Task directions:
Reproduce the text of the Teilhard de Chardin passage below, from "Pierre Teilhard de" up to and including "even within ourselves.", keeping every word and punctuation mark unchanged.

━━━━━ Article ━━━━━

Pierre Teilhard de Chardin

"All around us, to right and left, in front and behind, above and below, we have only to go a little beyond the frontier of sensible appearances in order to see the divine welling up and showing through. But it is not only close to us, in front of us, that the divine presence has revealed itself. It has sprung up universally, and we find ourselves so surrounded and transfixed by it, that there is no room left to fall down and adore it, even within ourselves.

By means of all created things, without exception, the divine assails us, penetrates us and moulds us. We imagined it as distant and inaccessible, whereas in fact we live steeped in its burning layers. In eo vivimus. As Jacob said, awakening from his dream, the world, this palpable world, which we were wont to treat with the boredom and disrespect with which we habitually regard places with no sacred association for us, is in truth a holy place, and we did not know it. "

━━━━━ Extracted records ━━━━━

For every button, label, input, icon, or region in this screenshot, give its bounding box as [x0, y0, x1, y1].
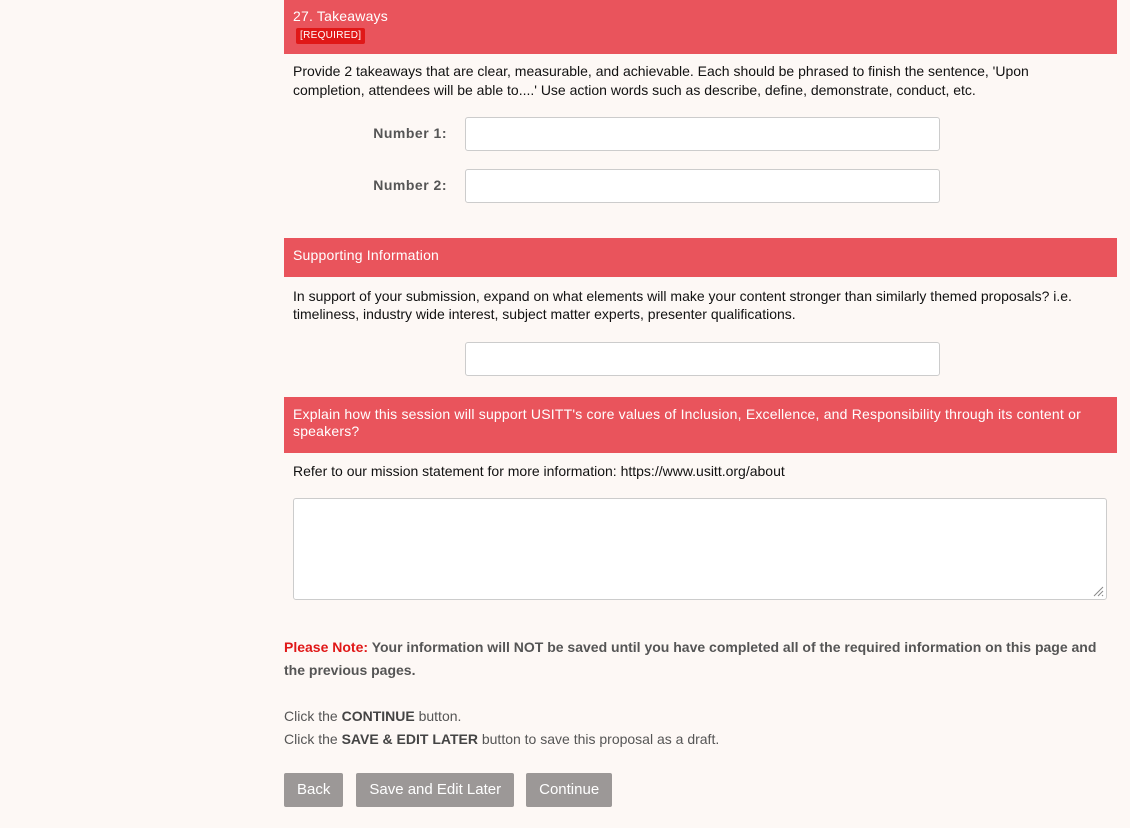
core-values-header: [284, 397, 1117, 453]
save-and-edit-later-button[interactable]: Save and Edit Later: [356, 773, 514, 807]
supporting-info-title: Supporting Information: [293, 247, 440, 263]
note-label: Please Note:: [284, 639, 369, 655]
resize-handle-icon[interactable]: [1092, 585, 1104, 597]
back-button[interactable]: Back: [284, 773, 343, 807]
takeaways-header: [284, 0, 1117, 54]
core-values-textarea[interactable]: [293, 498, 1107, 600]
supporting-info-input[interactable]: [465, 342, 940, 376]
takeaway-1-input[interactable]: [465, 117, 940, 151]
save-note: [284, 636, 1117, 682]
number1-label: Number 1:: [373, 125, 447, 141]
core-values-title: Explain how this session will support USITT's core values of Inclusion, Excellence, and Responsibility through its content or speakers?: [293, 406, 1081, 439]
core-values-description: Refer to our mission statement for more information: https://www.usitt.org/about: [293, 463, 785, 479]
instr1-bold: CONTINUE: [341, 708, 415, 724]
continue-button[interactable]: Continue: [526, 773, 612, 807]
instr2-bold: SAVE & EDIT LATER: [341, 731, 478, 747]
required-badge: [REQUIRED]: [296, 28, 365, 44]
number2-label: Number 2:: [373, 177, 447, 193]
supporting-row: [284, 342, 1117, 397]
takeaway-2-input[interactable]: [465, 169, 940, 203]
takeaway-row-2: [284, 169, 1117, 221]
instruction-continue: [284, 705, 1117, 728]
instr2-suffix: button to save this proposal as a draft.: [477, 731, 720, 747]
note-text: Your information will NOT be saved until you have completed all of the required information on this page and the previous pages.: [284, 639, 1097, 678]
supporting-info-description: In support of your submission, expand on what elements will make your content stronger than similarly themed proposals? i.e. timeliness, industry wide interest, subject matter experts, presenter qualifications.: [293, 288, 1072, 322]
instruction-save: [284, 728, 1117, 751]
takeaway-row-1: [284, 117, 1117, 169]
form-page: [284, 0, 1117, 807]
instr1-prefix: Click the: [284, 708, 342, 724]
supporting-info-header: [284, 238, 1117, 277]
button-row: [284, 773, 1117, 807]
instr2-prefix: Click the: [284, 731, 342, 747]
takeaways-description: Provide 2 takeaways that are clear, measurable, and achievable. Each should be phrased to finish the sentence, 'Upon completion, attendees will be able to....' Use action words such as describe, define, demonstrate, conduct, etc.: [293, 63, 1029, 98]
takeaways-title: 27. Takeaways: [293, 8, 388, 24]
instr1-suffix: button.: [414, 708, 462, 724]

━━━━━

Final result:
Pierre Teilhard de Chardin

"All around us, to right and left, in front and behind, above and below, we have only to go a little beyond the frontier of sensible appearances in order to see the divine welling up and showing through. But it is not only close to us, in front of us, that the divine presence has revealed itself. It has sprung up universally, and we find ourselves so surrounded and transfixed by it, that there is no room left to fall down and adore it, even within ourselves.